State how many lines of the entries include the string "Kleinert", please, leaving out everything but the number.
_ _ _ _
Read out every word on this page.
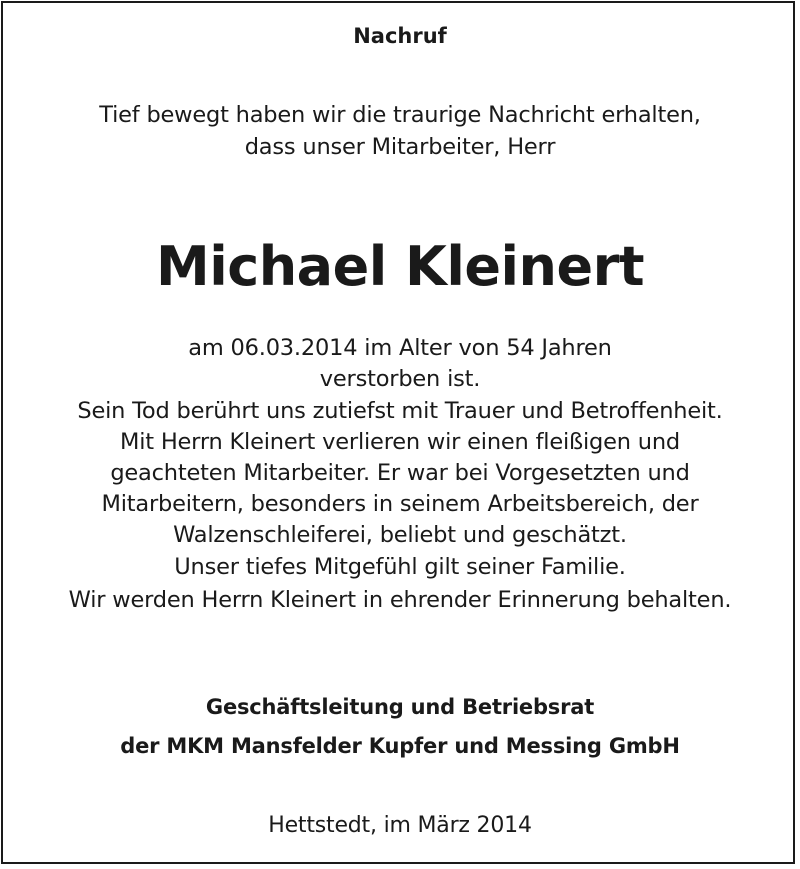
Nachruf
Tief bewegt haben wir die traurige Nachricht erhalten,
dass unser Mitarbeiter, Herr
Michael Kleinert
am 06.03.2014 im Alter von 54 Jahren
verstorben ist.
Sein Tod berührt uns zutiefst mit Trauer und Betroffenheit.
Mit Herrn Kleinert verlieren wir einen fleißigen und
geachteten Mitarbeiter. Er war bei Vorgesetzten und
Mitarbeitern, besonders in seinem Arbeitsbereich, der
Walzenschleiferei, beliebt und geschätzt.
Unser tiefes Mitgefühl gilt seiner Familie.
Wir werden Herrn Kleinert in ehrender Erinnerung behalten.
Geschäftsleitung und Betriebsrat
der MKM Mansfelder Kupfer und Messing GmbH
Hettstedt, im März 2014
_ _ _ _
**ANSWER TO THE EXERCISE**
3